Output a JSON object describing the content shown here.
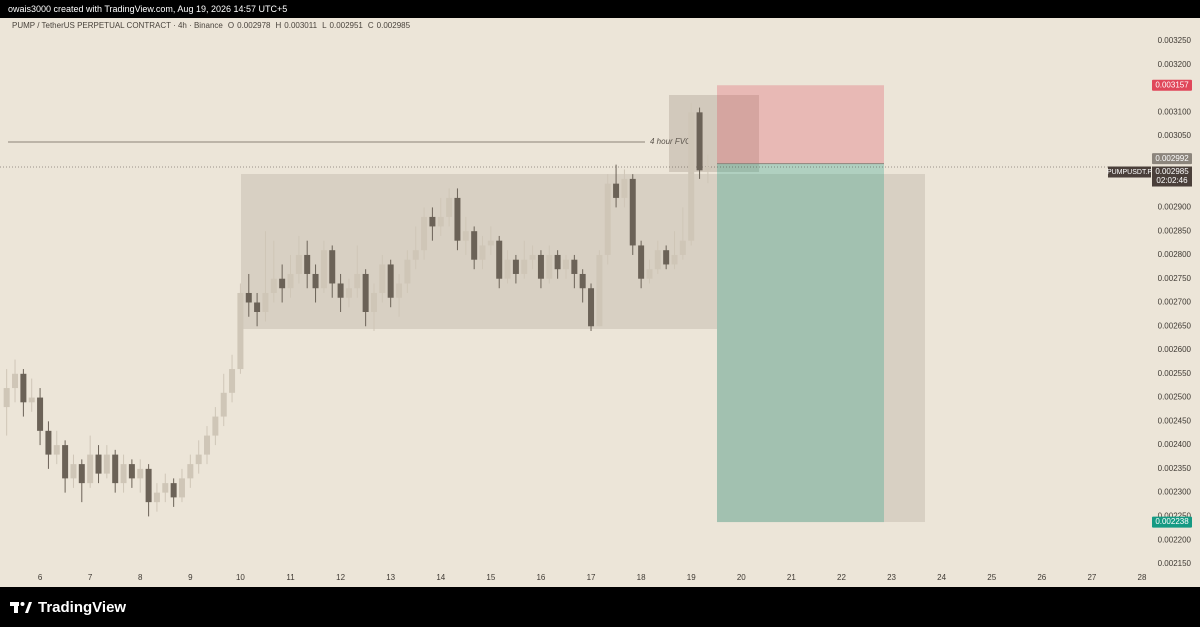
{
  "header": {
    "text": "owais3000 created with TradingView.com, Aug 19, 2026 14:57 UTC+5"
  },
  "chart_data": {
    "type": "candlestick",
    "title": "PUMP / TetherUS PERPETUAL CONTRACT · 4h · Binance",
    "ohlc_labels": [
      "O",
      "H",
      "L",
      "C"
    ],
    "x": [
      5.333,
      5.5,
      5.667,
      5.833,
      6,
      6.167,
      6.333,
      6.5,
      6.667,
      6.833,
      7,
      7.167,
      7.333,
      7.5,
      7.667,
      7.833,
      8,
      8.167,
      8.333,
      8.5,
      8.667,
      8.833,
      9,
      9.167,
      9.333,
      9.5,
      9.667,
      9.833,
      10,
      10.167,
      10.333,
      10.5,
      10.667,
      10.833,
      11,
      11.167,
      11.333,
      11.5,
      11.667,
      11.833,
      12,
      12.167,
      12.333,
      12.5,
      12.667,
      12.833,
      13,
      13.167,
      13.333,
      13.5,
      13.667,
      13.833,
      14,
      14.167,
      14.333,
      14.5,
      14.667,
      14.833,
      15,
      15.167,
      15.333,
      15.5,
      15.667,
      15.833,
      16,
      16.167,
      16.333,
      16.5,
      16.667,
      16.833,
      17,
      17.167,
      17.333,
      17.5,
      17.667,
      17.833,
      18,
      18.167,
      18.333,
      18.5,
      18.667,
      18.833,
      19,
      19.167,
      19.333
    ],
    "open": [
      0.00248,
      0.00252,
      0.00255,
      0.00249,
      0.0025,
      0.00243,
      0.00238,
      0.0024,
      0.00233,
      0.00236,
      0.00232,
      0.00238,
      0.00234,
      0.00238,
      0.00232,
      0.00236,
      0.00233,
      0.00235,
      0.00228,
      0.0023,
      0.00232,
      0.00229,
      0.00233,
      0.00236,
      0.00238,
      0.00242,
      0.00246,
      0.00251,
      0.00256,
      0.00272,
      0.0027,
      0.00268,
      0.00272,
      0.00275,
      0.00273,
      0.00276,
      0.0028,
      0.00276,
      0.00273,
      0.00281,
      0.00274,
      0.00271,
      0.00273,
      0.00276,
      0.00268,
      0.00272,
      0.00278,
      0.00271,
      0.00274,
      0.00279,
      0.00281,
      0.00288,
      0.00286,
      0.00288,
      0.00292,
      0.00283,
      0.00285,
      0.00279,
      0.00282,
      0.00283,
      0.00275,
      0.00279,
      0.00276,
      0.00279,
      0.0028,
      0.00275,
      0.0028,
      0.00277,
      0.00279,
      0.00276,
      0.00273,
      0.00265,
      0.0028,
      0.00295,
      0.00292,
      0.00296,
      0.00282,
      0.00275,
      0.00277,
      0.00281,
      0.00278,
      0.0028,
      0.00283,
      0.0031,
      0.002978
    ],
    "high": [
      0.00256,
      0.00258,
      0.00256,
      0.00254,
      0.00252,
      0.00245,
      0.00243,
      0.00241,
      0.00238,
      0.00237,
      0.00242,
      0.0024,
      0.0024,
      0.00239,
      0.00238,
      0.00237,
      0.00237,
      0.00236,
      0.00232,
      0.00234,
      0.00233,
      0.00235,
      0.00238,
      0.00241,
      0.00244,
      0.00248,
      0.00255,
      0.00259,
      0.00274,
      0.00276,
      0.00272,
      0.00285,
      0.00283,
      0.00278,
      0.0028,
      0.00284,
      0.00283,
      0.00278,
      0.00283,
      0.00282,
      0.00276,
      0.00275,
      0.00282,
      0.00277,
      0.00274,
      0.0028,
      0.00279,
      0.00276,
      0.00281,
      0.00286,
      0.0029,
      0.0029,
      0.00292,
      0.00294,
      0.00294,
      0.00288,
      0.00286,
      0.00284,
      0.00286,
      0.00284,
      0.00281,
      0.0028,
      0.00283,
      0.00282,
      0.00281,
      0.00282,
      0.00281,
      0.0028,
      0.0028,
      0.00277,
      0.00274,
      0.00281,
      0.00297,
      0.00299,
      0.00298,
      0.00297,
      0.00283,
      0.00279,
      0.00283,
      0.00282,
      0.00285,
      0.0029,
      0.00312,
      0.00311,
      0.003011
    ],
    "low": [
      0.00242,
      0.00249,
      0.00246,
      0.00247,
      0.0024,
      0.00235,
      0.00236,
      0.0023,
      0.00231,
      0.00228,
      0.00231,
      0.00232,
      0.00233,
      0.0023,
      0.0023,
      0.00231,
      0.0023,
      0.00225,
      0.00226,
      0.00228,
      0.00227,
      0.00228,
      0.00231,
      0.00234,
      0.00236,
      0.0024,
      0.00244,
      0.00249,
      0.00255,
      0.00267,
      0.00265,
      0.00266,
      0.0027,
      0.0027,
      0.00271,
      0.00274,
      0.00273,
      0.0027,
      0.00272,
      0.00271,
      0.00268,
      0.00269,
      0.00271,
      0.00265,
      0.00264,
      0.0027,
      0.00269,
      0.00267,
      0.00272,
      0.00277,
      0.00279,
      0.00283,
      0.00284,
      0.00286,
      0.00281,
      0.0028,
      0.00277,
      0.00277,
      0.0028,
      0.00273,
      0.00274,
      0.00274,
      0.00275,
      0.00277,
      0.00273,
      0.00274,
      0.00275,
      0.00275,
      0.00273,
      0.0027,
      0.00264,
      0.00265,
      0.00278,
      0.0029,
      0.0029,
      0.0028,
      0.00273,
      0.00274,
      0.00276,
      0.00277,
      0.00277,
      0.00279,
      0.00282,
      0.00296,
      0.002951
    ],
    "close": [
      0.00252,
      0.00255,
      0.00249,
      0.0025,
      0.00243,
      0.00238,
      0.0024,
      0.00233,
      0.00236,
      0.00232,
      0.00238,
      0.00234,
      0.00238,
      0.00232,
      0.00236,
      0.00233,
      0.00235,
      0.00228,
      0.0023,
      0.00232,
      0.00229,
      0.00233,
      0.00236,
      0.00238,
      0.00242,
      0.00246,
      0.00251,
      0.00256,
      0.00272,
      0.0027,
      0.00268,
      0.00272,
      0.00275,
      0.00273,
      0.00276,
      0.0028,
      0.00276,
      0.00273,
      0.00281,
      0.00274,
      0.00271,
      0.00273,
      0.00276,
      0.00268,
      0.00272,
      0.00278,
      0.00271,
      0.00274,
      0.00279,
      0.00281,
      0.00288,
      0.00286,
      0.00288,
      0.00292,
      0.00283,
      0.00285,
      0.00279,
      0.00282,
      0.00283,
      0.00275,
      0.00279,
      0.00276,
      0.00279,
      0.0028,
      0.00275,
      0.0028,
      0.00277,
      0.00279,
      0.00276,
      0.00273,
      0.00265,
      0.0028,
      0.00295,
      0.00292,
      0.00296,
      0.00282,
      0.00275,
      0.00277,
      0.00281,
      0.00278,
      0.0028,
      0.00283,
      0.0031,
      0.002978,
      0.002985
    ],
    "colors": {
      "up": "#cfc6b7",
      "down": "#6b6257"
    },
    "xlim": [
      5.2,
      28.12
    ],
    "xticks": [
      6,
      7,
      8,
      9,
      10,
      11,
      12,
      13,
      14,
      15,
      16,
      17,
      18,
      19,
      20,
      21,
      22,
      23,
      24,
      25,
      26,
      27,
      28
    ],
    "ylim": [
      0.00212,
      0.003285
    ],
    "yticks": [
      {
        "value": 0.00215,
        "label": "0.002150"
      },
      {
        "value": 0.0022,
        "label": "0.002200"
      },
      {
        "value": 0.00225,
        "label": "0.002250"
      },
      {
        "value": 0.0023,
        "label": "0.002300"
      },
      {
        "value": 0.00235,
        "label": "0.002350"
      },
      {
        "value": 0.0024,
        "label": "0.002400"
      },
      {
        "value": 0.00245,
        "label": "0.002450"
      },
      {
        "value": 0.0025,
        "label": "0.002500"
      },
      {
        "value": 0.00255,
        "label": "0.002550"
      },
      {
        "value": 0.0026,
        "label": "0.002600"
      },
      {
        "value": 0.00265,
        "label": "0.002650"
      },
      {
        "value": 0.0027,
        "label": "0.002700"
      },
      {
        "value": 0.00275,
        "label": "0.002750"
      },
      {
        "value": 0.0028,
        "label": "0.002800"
      },
      {
        "value": 0.00285,
        "label": "0.002850"
      },
      {
        "value": 0.0029,
        "label": "0.002900"
      },
      {
        "value": 0.00295,
        "label": "0.002950"
      },
      {
        "value": 0.003,
        "label": "0.003000"
      },
      {
        "value": 0.00305,
        "label": "0.003050"
      },
      {
        "value": 0.0031,
        "label": "0.003100"
      },
      {
        "value": 0.00315,
        "label": "0.003150"
      },
      {
        "value": 0.0032,
        "label": "0.003200"
      },
      {
        "value": 0.00325,
        "label": "0.003250"
      }
    ],
    "grid": false,
    "annotation": "4 hour FVG",
    "position": {
      "entry": 0.002992,
      "stop": 0.003157,
      "target": 0.002238,
      "stop_color": "#e0475a",
      "target_color": "#159a83",
      "entry_color": "#8c857c"
    },
    "last_price_tag": {
      "symbol": "PUMPUSDT.P",
      "countdown": "02:02:46",
      "color": "#4a3f3a"
    }
  },
  "footer": {
    "brand": "TradingView"
  }
}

○ ○ ○ ○ ○ ○ ○

DIRECTIONS
For the listing above, identify each line bearing "TradingView".

WRITTEN ANSWER
    "text": "owais3000 created with TradingView.com, Aug 19, 2026 14:57 UTC+5"
    "brand": "TradingView"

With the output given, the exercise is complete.